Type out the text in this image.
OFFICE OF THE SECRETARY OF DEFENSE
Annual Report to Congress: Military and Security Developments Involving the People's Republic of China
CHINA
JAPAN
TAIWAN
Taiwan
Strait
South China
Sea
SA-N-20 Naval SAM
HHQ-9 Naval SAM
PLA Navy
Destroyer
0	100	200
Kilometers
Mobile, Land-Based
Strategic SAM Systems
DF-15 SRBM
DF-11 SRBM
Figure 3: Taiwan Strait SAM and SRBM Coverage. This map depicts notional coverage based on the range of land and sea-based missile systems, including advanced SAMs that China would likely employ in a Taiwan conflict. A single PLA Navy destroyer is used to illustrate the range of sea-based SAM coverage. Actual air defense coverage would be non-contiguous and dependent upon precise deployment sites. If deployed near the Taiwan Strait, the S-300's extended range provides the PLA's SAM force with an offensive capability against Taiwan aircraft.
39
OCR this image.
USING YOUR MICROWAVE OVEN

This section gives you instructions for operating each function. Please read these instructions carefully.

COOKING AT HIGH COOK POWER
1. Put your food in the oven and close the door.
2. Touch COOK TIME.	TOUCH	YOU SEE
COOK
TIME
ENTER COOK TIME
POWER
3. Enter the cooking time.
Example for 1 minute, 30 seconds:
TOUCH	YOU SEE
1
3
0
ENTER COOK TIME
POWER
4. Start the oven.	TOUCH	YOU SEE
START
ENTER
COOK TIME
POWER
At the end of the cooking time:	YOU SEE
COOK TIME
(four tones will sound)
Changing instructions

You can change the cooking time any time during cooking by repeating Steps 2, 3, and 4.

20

|---|

What is expected ▸
Reproduce exactly, with nothing added, the lines from the one that contains "OCR this image." to the end of the data.

Finished answer ▸
OCR this image.
USING YOUR MICROWAVE OVEN

This section gives you instructions for operating each function. Please read these instructions carefully.

COOKING AT HIGH COOK POWER
1. Put your food in the oven and close the door.
2. Touch COOK TIME.	TOUCH	YOU SEE
COOK
TIME
ENTER COOK TIME
POWER
3. Enter the cooking time.
Example for 1 minute, 30 seconds:
TOUCH	YOU SEE
1
3
0
ENTER COOK TIME
POWER
4. Start the oven.	TOUCH	YOU SEE
START
ENTER
COOK TIME
POWER
At the end of the cooking time:	YOU SEE
COOK TIME
(four tones will sound)
Changing instructions

You can change the cooking time any time during cooking by repeating Steps 2, 3, and 4.

20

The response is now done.